Stored data
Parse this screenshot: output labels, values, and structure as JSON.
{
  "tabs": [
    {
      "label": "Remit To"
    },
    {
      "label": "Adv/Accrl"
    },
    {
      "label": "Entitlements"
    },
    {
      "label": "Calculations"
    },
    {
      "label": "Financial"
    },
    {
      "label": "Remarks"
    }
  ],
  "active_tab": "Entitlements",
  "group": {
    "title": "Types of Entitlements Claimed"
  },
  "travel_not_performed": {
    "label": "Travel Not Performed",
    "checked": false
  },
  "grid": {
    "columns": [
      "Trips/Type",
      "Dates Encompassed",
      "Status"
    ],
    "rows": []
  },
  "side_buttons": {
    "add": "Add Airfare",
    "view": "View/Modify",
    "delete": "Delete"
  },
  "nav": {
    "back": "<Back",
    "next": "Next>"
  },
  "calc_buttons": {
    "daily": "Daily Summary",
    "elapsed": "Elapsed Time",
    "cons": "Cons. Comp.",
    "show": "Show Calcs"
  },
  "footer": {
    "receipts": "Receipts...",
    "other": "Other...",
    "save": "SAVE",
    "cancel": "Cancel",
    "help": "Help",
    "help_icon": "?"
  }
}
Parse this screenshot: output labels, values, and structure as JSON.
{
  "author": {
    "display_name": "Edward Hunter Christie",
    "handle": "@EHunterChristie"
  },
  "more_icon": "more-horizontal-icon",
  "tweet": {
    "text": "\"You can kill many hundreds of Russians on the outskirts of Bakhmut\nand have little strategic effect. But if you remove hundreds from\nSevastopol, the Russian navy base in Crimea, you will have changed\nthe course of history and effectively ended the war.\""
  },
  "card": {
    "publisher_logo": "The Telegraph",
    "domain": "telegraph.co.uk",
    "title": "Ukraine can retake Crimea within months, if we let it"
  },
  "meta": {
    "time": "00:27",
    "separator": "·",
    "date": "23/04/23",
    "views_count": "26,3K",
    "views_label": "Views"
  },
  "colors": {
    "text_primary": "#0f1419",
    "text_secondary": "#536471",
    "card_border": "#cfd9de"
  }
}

### Given task
From the first line to the last, retype the data exactly.

### Correct result
Parse this screenshot: output labels, values, and structure as JSON.
{
  "tabs": [
    {
      "label": "Remit To"
    },
    {
      "label": "Adv/Accrl"
    },
    {
      "label": "Entitlements"
    },
    {
      "label": "Calculations"
    },
    {
      "label": "Financial"
    },
    {
      "label": "Remarks"
    }
  ],
  "active_tab": "Entitlements",
  "group": {
    "title": "Types of Entitlements Claimed"
  },
  "travel_not_performed": {
    "label": "Travel Not Performed",
    "checked": false
  },
  "grid": {
    "columns": [
      "Trips/Type",
      "Dates Encompassed",
      "Status"
    ],
    "rows": []
  },
  "side_buttons": {
    "add": "Add Airfare",
    "view": "View/Modify",
    "delete": "Delete"
  },
  "nav": {
    "back": "<Back",
    "next": "Next>"
  },
  "calc_buttons": {
    "daily": "Daily Summary",
    "elapsed": "Elapsed Time",
    "cons": "Cons. Comp.",
    "show": "Show Calcs"
  },
  "footer": {
    "receipts": "Receipts...",
    "other": "Other...",
    "save": "SAVE",
    "cancel": "Cancel",
    "help": "Help",
    "help_icon": "?"
  }
}
Parse this screenshot: output labels, values, and structure as JSON.
{
  "author": {
    "display_name": "Edward Hunter Christie",
    "handle": "@EHunterChristie"
  },
  "more_icon": "more-horizontal-icon",
  "tweet": {
    "text": "\"You can kill many hundreds of Russians on the outskirts of Bakhmut\nand have little strategic effect. But if you remove hundreds from\nSevastopol, the Russian navy base in Crimea, you will have changed\nthe course of history and effectively ended the war.\""
  },
  "card": {
    "publisher_logo": "The Telegraph",
    "domain": "telegraph.co.uk",
    "title": "Ukraine can retake Crimea within months, if we let it"
  },
  "meta": {
    "time": "00:27",
    "separator": "·",
    "date": "23/04/23",
    "views_count": "26,3K",
    "views_label": "Views"
  },
  "colors": {
    "text_primary": "#0f1419",
    "text_secondary": "#536471",
    "card_border": "#cfd9de"
  }
}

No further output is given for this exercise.